JOB >> In the listing below, locate the lines that hold the string "JSON". Copy those lines.
---------- DATASET EXCERPTS
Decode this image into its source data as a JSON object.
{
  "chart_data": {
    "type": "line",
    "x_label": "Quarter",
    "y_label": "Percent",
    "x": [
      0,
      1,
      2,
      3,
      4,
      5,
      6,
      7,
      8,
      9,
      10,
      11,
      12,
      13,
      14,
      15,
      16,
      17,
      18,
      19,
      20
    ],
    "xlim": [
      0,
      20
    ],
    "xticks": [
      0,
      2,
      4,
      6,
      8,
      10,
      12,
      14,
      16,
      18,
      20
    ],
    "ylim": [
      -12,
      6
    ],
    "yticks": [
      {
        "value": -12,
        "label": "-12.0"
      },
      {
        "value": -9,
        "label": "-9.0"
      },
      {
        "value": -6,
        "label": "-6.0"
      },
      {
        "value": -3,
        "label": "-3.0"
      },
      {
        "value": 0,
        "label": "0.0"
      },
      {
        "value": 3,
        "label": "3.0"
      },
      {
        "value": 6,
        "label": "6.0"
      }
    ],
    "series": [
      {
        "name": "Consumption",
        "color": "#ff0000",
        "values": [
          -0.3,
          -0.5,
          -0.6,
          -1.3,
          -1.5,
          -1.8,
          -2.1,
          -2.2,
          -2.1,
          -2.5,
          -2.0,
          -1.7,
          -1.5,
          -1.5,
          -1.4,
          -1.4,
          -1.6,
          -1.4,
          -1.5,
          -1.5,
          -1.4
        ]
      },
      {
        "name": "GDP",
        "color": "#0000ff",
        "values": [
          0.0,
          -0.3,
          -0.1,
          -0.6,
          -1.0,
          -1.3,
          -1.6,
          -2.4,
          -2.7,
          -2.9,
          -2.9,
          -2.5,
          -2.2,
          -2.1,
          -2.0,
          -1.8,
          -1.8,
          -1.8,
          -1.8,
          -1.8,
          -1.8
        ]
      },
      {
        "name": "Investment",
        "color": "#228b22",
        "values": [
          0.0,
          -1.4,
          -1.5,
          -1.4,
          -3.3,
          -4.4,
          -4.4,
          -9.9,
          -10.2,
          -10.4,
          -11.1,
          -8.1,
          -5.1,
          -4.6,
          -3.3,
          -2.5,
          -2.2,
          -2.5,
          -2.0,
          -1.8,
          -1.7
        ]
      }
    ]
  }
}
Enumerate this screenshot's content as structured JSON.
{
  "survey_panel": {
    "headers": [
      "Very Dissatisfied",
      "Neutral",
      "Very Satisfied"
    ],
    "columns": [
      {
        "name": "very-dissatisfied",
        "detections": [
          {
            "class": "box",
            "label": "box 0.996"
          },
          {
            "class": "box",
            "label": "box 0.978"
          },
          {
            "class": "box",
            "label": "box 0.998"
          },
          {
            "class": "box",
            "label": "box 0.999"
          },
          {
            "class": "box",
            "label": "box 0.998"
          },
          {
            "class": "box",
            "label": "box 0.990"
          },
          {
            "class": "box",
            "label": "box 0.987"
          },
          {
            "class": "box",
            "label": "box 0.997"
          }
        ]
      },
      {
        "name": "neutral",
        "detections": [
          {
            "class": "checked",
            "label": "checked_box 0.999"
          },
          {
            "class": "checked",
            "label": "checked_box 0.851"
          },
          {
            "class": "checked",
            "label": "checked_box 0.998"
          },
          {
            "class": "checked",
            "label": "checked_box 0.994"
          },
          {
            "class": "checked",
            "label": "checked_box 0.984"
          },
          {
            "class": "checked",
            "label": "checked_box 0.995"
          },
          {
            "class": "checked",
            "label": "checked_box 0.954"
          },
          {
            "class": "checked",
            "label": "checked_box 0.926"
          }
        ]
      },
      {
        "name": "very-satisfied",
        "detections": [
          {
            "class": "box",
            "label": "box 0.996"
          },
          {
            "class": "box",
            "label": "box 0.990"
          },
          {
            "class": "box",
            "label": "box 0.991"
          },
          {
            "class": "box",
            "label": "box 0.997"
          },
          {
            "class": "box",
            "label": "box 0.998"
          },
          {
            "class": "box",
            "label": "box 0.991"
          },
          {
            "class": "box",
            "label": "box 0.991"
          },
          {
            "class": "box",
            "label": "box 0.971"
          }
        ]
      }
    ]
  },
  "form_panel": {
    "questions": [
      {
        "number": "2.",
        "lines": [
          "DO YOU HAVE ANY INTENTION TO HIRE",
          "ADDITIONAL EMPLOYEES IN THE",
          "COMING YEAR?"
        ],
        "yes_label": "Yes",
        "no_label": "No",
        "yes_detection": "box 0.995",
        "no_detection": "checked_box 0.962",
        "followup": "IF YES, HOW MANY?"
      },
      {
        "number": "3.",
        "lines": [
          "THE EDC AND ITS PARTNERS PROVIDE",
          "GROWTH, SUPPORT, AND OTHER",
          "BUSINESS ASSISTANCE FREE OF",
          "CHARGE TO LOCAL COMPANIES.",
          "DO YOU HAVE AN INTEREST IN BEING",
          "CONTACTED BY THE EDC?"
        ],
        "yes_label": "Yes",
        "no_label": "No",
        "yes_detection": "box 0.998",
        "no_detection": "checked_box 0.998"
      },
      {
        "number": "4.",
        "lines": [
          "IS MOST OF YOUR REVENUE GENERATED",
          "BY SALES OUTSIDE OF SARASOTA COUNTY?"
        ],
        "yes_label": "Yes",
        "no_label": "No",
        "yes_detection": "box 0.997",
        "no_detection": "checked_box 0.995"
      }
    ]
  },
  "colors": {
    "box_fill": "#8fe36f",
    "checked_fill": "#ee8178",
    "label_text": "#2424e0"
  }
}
--------------------
FINAL ANSWER >>
Decode this image into its source data as a JSON object.
Enumerate this screenshot's content as structured JSON.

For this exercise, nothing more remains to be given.